[Dataset extract]
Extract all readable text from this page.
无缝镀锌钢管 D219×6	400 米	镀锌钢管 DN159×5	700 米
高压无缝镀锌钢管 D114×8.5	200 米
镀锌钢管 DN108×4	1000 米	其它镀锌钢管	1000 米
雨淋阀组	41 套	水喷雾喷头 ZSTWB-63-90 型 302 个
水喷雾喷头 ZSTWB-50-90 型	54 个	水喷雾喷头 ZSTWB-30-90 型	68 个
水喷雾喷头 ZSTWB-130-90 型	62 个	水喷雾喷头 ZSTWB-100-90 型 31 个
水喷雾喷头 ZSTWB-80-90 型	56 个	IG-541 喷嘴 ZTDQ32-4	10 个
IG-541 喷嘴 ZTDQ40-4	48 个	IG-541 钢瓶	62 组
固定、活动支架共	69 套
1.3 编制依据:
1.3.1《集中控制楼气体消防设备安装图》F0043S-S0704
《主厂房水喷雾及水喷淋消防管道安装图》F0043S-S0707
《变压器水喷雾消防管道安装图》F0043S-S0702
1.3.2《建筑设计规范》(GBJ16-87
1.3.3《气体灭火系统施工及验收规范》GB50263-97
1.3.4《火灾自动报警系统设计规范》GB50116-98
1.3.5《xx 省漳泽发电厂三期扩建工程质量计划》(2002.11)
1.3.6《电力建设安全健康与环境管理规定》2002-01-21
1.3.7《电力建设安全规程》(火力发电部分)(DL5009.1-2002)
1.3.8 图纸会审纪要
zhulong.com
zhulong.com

[Required work] Tally how many lines of the material contain the word "水喷雾喷头". The answer must be the number and nothing else.

[Response] 4